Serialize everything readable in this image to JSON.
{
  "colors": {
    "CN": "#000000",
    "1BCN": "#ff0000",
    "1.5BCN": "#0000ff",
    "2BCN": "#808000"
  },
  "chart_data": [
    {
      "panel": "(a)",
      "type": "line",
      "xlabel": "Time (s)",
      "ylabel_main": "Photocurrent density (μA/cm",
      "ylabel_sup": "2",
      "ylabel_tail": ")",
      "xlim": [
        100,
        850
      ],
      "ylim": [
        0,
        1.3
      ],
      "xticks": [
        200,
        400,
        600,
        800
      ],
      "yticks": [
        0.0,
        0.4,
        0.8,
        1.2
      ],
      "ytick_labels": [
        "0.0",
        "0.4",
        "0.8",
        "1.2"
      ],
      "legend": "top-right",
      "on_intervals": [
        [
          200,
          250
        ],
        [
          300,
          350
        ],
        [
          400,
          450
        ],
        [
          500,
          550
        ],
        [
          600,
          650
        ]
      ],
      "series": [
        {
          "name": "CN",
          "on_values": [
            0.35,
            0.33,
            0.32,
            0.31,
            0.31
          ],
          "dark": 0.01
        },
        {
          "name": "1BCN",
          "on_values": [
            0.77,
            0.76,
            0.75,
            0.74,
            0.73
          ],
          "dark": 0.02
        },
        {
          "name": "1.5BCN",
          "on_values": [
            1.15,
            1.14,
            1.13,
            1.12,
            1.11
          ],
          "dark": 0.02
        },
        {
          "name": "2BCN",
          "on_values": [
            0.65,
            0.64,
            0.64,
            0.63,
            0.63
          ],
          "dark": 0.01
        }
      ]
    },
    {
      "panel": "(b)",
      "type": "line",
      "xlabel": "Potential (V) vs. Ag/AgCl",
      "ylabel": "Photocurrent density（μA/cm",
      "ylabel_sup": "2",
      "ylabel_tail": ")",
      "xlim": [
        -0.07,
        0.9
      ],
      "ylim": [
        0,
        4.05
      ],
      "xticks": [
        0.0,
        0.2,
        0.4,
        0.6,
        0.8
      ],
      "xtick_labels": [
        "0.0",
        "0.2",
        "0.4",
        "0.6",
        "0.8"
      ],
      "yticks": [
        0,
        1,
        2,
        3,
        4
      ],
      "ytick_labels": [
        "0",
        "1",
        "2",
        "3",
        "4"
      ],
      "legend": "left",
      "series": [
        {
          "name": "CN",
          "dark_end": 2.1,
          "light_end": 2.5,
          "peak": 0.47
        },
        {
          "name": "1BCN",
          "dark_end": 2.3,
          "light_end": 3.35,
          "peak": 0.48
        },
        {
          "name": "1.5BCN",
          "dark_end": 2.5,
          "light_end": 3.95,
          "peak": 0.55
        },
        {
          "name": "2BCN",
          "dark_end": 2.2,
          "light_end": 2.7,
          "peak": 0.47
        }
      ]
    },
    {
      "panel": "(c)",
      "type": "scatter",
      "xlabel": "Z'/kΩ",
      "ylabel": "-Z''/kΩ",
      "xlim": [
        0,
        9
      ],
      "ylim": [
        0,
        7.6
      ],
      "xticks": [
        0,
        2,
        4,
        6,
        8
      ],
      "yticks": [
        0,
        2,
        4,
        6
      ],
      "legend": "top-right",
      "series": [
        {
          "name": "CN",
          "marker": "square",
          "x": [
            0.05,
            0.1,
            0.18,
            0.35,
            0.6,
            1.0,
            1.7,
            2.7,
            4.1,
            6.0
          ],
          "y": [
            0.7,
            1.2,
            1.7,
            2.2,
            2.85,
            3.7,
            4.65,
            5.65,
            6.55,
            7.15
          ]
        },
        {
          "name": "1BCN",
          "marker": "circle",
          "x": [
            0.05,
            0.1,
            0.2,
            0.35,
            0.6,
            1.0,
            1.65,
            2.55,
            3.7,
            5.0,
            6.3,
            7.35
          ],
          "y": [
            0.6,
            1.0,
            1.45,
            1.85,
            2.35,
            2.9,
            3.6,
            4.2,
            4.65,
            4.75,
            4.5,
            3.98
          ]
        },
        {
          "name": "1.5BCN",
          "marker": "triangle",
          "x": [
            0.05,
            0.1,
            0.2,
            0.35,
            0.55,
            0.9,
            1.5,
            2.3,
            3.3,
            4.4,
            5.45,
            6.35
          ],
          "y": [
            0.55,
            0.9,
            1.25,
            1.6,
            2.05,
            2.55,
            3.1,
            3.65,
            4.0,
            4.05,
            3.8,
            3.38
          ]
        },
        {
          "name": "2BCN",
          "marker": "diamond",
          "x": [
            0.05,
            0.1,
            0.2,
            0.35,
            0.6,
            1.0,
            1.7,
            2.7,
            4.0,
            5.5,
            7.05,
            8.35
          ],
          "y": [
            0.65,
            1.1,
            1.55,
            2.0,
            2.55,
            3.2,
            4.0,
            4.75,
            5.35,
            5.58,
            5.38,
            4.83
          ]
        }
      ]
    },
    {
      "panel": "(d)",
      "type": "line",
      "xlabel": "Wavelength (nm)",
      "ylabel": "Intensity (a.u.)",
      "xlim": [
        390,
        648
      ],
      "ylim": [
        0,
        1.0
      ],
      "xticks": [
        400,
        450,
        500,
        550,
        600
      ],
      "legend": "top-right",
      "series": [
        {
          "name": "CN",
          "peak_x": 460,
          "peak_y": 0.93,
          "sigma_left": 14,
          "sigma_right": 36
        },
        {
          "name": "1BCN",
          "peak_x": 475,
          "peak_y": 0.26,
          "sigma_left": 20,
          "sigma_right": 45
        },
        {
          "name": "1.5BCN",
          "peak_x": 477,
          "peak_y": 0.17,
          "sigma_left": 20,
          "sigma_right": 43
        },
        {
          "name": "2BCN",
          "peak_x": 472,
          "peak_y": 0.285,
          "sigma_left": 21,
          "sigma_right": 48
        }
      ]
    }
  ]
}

++++++

Copy out the whole listing exactly as written.

Serialize everything readable in this image to JSON.
{
  "colors": {
    "CN": "#000000",
    "1BCN": "#ff0000",
    "1.5BCN": "#0000ff",
    "2BCN": "#808000"
  },
  "chart_data": [
    {
      "panel": "(a)",
      "type": "line",
      "xlabel": "Time (s)",
      "ylabel_main": "Photocurrent density (μA/cm",
      "ylabel_sup": "2",
      "ylabel_tail": ")",
      "xlim": [
        100,
        850
      ],
      "ylim": [
        0,
        1.3
      ],
      "xticks": [
        200,
        400,
        600,
        800
      ],
      "yticks": [
        0.0,
        0.4,
        0.8,
        1.2
      ],
      "ytick_labels": [
        "0.0",
        "0.4",
        "0.8",
        "1.2"
      ],
      "legend": "top-right",
      "on_intervals": [
        [
          200,
          250
        ],
        [
          300,
          350
        ],
        [
          400,
          450
        ],
        [
          500,
          550
        ],
        [
          600,
          650
        ]
      ],
      "series": [
        {
          "name": "CN",
          "on_values": [
            0.35,
            0.33,
            0.32,
            0.31,
            0.31
          ],
          "dark": 0.01
        },
        {
          "name": "1BCN",
          "on_values": [
            0.77,
            0.76,
            0.75,
            0.74,
            0.73
          ],
          "dark": 0.02
        },
        {
          "name": "1.5BCN",
          "on_values": [
            1.15,
            1.14,
            1.13,
            1.12,
            1.11
          ],
          "dark": 0.02
        },
        {
          "name": "2BCN",
          "on_values": [
            0.65,
            0.64,
            0.64,
            0.63,
            0.63
          ],
          "dark": 0.01
        }
      ]
    },
    {
      "panel": "(b)",
      "type": "line",
      "xlabel": "Potential (V) vs. Ag/AgCl",
      "ylabel": "Photocurrent density（μA/cm",
      "ylabel_sup": "2",
      "ylabel_tail": ")",
      "xlim": [
        -0.07,
        0.9
      ],
      "ylim": [
        0,
        4.05
      ],
      "xticks": [
        0.0,
        0.2,
        0.4,
        0.6,
        0.8
      ],
      "xtick_labels": [
        "0.0",
        "0.2",
        "0.4",
        "0.6",
        "0.8"
      ],
      "yticks": [
        0,
        1,
        2,
        3,
        4
      ],
      "ytick_labels": [
        "0",
        "1",
        "2",
        "3",
        "4"
      ],
      "legend": "left",
      "series": [
        {
          "name": "CN",
          "dark_end": 2.1,
          "light_end": 2.5,
          "peak": 0.47
        },
        {
          "name": "1BCN",
          "dark_end": 2.3,
          "light_end": 3.35,
          "peak": 0.48
        },
        {
          "name": "1.5BCN",
          "dark_end": 2.5,
          "light_end": 3.95,
          "peak": 0.55
        },
        {
          "name": "2BCN",
          "dark_end": 2.2,
          "light_end": 2.7,
          "peak": 0.47
        }
      ]
    },
    {
      "panel": "(c)",
      "type": "scatter",
      "xlabel": "Z'/kΩ",
      "ylabel": "-Z''/kΩ",
      "xlim": [
        0,
        9
      ],
      "ylim": [
        0,
        7.6
      ],
      "xticks": [
        0,
        2,
        4,
        6,
        8
      ],
      "yticks": [
        0,
        2,
        4,
        6
      ],
      "legend": "top-right",
      "series": [
        {
          "name": "CN",
          "marker": "square",
          "x": [
            0.05,
            0.1,
            0.18,
            0.35,
            0.6,
            1.0,
            1.7,
            2.7,
            4.1,
            6.0
          ],
          "y": [
            0.7,
            1.2,
            1.7,
            2.2,
            2.85,
            3.7,
            4.65,
            5.65,
            6.55,
            7.15
          ]
        },
        {
          "name": "1BCN",
          "marker": "circle",
          "x": [
            0.05,
            0.1,
            0.2,
            0.35,
            0.6,
            1.0,
            1.65,
            2.55,
            3.7,
            5.0,
            6.3,
            7.35
          ],
          "y": [
            0.6,
            1.0,
            1.45,
            1.85,
            2.35,
            2.9,
            3.6,
            4.2,
            4.65,
            4.75,
            4.5,
            3.98
          ]
        },
        {
          "name": "1.5BCN",
          "marker": "triangle",
          "x": [
            0.05,
            0.1,
            0.2,
            0.35,
            0.55,
            0.9,
            1.5,
            2.3,
            3.3,
            4.4,
            5.45,
            6.35
          ],
          "y": [
            0.55,
            0.9,
            1.25,
            1.6,
            2.05,
            2.55,
            3.1,
            3.65,
            4.0,
            4.05,
            3.8,
            3.38
          ]
        },
        {
          "name": "2BCN",
          "marker": "diamond",
          "x": [
            0.05,
            0.1,
            0.2,
            0.35,
            0.6,
            1.0,
            1.7,
            2.7,
            4.0,
            5.5,
            7.05,
            8.35
          ],
          "y": [
            0.65,
            1.1,
            1.55,
            2.0,
            2.55,
            3.2,
            4.0,
            4.75,
            5.35,
            5.58,
            5.38,
            4.83
          ]
        }
      ]
    },
    {
      "panel": "(d)",
      "type": "line",
      "xlabel": "Wavelength (nm)",
      "ylabel": "Intensity (a.u.)",
      "xlim": [
        390,
        648
      ],
      "ylim": [
        0,
        1.0
      ],
      "xticks": [
        400,
        450,
        500,
        550,
        600
      ],
      "legend": "top-right",
      "series": [
        {
          "name": "CN",
          "peak_x": 460,
          "peak_y": 0.93,
          "sigma_left": 14,
          "sigma_right": 36
        },
        {
          "name": "1BCN",
          "peak_x": 475,
          "peak_y": 0.26,
          "sigma_left": 20,
          "sigma_right": 45
        },
        {
          "name": "1.5BCN",
          "peak_x": 477,
          "peak_y": 0.17,
          "sigma_left": 20,
          "sigma_right": 43
        },
        {
          "name": "2BCN",
          "peak_x": 472,
          "peak_y": 0.285,
          "sigma_left": 21,
          "sigma_right": 48
        }
      ]
    }
  ]
}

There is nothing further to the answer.